**EXERCISE INPUTS**
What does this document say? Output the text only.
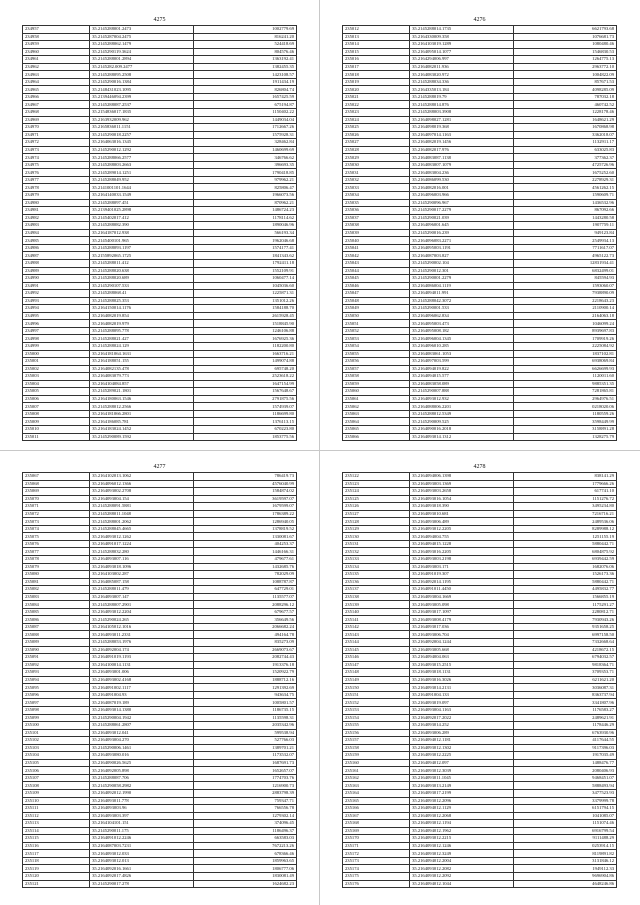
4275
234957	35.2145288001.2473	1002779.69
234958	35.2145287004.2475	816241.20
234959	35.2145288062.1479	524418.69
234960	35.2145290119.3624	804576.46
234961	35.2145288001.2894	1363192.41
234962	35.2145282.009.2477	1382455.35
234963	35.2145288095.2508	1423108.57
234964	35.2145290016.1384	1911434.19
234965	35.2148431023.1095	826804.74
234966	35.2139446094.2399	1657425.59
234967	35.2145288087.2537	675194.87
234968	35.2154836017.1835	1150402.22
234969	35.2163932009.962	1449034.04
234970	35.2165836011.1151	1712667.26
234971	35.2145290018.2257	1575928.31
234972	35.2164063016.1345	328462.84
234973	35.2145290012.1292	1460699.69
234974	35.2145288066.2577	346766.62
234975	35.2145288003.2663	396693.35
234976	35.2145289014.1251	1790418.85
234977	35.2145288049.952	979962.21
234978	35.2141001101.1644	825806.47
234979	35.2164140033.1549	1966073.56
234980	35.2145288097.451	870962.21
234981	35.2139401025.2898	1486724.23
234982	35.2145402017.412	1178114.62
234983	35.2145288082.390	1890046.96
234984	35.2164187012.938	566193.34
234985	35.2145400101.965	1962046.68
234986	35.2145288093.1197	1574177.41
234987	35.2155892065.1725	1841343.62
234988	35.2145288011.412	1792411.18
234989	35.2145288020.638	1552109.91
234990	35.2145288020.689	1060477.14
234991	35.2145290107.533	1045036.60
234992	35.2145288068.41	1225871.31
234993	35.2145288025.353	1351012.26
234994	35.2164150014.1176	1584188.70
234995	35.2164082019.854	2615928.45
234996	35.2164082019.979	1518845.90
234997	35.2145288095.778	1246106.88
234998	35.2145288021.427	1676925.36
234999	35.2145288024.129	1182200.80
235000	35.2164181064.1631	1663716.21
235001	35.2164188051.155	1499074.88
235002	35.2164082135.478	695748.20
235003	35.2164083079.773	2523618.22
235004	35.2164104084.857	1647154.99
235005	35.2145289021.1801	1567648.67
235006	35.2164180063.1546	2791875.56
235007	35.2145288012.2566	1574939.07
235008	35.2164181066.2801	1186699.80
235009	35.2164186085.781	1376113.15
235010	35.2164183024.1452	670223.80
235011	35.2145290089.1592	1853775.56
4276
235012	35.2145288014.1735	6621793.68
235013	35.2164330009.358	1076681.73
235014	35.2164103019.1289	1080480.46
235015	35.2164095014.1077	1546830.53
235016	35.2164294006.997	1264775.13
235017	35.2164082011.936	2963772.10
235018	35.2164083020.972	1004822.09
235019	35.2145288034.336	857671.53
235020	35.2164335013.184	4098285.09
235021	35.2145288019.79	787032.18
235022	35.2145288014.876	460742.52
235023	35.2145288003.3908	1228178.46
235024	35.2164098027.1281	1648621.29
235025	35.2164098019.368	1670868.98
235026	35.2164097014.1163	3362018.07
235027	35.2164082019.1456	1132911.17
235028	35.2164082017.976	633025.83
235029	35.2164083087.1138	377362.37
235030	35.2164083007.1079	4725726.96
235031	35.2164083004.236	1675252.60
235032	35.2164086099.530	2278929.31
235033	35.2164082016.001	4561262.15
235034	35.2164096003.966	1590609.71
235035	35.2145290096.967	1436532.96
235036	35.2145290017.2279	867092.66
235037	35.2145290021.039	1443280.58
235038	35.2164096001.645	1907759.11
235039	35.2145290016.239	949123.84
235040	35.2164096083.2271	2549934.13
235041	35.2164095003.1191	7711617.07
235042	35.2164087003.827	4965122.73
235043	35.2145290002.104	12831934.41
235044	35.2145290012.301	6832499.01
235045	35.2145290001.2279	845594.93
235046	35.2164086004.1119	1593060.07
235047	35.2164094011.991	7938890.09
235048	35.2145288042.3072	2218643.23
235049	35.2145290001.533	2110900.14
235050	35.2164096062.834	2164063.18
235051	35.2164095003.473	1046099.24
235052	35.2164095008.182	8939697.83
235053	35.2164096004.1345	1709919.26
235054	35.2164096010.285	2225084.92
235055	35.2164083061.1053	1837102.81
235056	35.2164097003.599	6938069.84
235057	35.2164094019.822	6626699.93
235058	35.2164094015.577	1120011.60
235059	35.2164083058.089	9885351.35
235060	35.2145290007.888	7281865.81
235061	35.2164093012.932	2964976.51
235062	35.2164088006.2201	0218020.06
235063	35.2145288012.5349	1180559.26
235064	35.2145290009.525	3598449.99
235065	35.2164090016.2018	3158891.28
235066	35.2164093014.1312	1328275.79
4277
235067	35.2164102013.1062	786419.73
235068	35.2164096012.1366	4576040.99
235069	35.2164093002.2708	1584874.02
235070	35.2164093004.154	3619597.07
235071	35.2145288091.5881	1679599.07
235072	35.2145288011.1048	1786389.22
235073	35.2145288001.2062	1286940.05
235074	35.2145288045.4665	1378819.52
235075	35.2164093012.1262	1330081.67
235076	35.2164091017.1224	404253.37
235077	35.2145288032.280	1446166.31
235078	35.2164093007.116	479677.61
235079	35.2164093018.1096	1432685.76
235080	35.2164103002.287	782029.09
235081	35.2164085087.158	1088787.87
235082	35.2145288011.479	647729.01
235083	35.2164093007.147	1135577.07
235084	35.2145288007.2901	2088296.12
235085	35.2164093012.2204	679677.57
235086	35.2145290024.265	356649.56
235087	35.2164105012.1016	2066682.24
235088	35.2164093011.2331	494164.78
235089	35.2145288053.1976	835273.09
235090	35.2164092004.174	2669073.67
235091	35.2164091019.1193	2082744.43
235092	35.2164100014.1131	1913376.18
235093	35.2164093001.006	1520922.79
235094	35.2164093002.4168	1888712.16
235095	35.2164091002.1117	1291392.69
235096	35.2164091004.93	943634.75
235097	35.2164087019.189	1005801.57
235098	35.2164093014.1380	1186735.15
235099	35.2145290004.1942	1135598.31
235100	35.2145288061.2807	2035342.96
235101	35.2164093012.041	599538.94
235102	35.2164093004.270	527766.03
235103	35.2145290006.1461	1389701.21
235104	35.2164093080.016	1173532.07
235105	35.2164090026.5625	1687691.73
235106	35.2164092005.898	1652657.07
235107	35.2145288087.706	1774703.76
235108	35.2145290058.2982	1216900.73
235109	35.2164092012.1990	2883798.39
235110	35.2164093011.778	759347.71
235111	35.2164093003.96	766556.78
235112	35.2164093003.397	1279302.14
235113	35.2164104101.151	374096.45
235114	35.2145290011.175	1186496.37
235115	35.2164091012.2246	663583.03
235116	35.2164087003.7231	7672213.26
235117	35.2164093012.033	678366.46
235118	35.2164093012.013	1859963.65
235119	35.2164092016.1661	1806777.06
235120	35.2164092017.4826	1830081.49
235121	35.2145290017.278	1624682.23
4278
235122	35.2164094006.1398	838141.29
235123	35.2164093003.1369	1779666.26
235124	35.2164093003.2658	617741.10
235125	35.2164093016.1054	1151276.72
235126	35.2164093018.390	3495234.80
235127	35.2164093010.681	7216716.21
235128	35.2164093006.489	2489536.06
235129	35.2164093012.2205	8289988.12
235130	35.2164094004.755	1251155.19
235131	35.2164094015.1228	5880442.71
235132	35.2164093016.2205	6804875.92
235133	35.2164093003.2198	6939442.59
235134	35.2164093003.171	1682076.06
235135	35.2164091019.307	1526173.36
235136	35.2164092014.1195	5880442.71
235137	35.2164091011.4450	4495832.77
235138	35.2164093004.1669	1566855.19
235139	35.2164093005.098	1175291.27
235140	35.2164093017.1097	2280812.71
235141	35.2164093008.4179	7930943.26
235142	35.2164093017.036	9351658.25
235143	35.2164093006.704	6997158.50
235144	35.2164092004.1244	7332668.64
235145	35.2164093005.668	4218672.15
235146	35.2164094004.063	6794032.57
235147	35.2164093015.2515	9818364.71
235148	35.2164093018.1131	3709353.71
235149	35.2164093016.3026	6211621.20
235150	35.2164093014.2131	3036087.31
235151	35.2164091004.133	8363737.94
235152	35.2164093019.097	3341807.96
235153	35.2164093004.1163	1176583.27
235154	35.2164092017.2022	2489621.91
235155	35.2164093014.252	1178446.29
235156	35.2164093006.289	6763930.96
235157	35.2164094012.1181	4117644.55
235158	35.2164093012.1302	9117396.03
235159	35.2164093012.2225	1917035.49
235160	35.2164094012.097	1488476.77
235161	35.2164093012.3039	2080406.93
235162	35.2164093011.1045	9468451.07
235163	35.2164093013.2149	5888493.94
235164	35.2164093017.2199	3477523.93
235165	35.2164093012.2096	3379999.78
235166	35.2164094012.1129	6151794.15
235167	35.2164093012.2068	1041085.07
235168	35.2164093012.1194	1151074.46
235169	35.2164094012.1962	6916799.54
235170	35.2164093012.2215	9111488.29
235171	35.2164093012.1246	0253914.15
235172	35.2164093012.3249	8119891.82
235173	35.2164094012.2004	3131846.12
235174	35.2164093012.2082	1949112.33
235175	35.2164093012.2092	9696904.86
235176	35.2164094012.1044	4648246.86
==
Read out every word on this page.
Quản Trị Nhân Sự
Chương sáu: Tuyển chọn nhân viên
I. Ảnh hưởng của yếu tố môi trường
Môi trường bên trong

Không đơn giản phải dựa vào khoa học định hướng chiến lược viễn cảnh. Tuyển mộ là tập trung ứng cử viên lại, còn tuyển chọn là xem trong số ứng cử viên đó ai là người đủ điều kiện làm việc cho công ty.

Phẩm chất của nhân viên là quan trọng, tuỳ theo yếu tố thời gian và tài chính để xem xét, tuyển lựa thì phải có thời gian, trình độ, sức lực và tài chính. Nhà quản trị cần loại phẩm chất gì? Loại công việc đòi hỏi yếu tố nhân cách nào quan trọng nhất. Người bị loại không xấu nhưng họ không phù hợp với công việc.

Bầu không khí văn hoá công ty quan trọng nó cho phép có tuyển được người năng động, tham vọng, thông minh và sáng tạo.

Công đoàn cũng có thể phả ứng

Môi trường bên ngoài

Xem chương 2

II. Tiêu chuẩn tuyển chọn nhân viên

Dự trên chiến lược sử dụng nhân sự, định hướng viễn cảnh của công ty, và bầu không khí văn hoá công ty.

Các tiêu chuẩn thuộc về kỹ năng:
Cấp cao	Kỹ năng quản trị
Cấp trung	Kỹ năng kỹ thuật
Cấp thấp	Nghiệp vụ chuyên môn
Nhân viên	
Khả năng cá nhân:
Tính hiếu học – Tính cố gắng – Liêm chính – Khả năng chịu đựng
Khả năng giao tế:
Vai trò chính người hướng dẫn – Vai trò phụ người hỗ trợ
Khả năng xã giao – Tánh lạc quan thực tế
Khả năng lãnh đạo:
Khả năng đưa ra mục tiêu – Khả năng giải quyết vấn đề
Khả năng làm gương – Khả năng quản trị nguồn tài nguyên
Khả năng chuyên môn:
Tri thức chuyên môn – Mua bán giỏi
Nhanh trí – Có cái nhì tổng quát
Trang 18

**DIRECTIVE**
Collect each line above holding the string "chọn".

**THE SOLUTION**
Chương sáu: Tuyển chọn nhân viên
Không đơn giản phải dựa vào khoa học định hướng chiến lược viễn cảnh. Tuyển mộ là tập trung ứng cử viên lại, còn tuyển chọn là xem trong số ứng cử viên đó ai là người đủ điều kiện làm việc cho công ty.
II. Tiêu chuẩn tuyển chọn nhân viên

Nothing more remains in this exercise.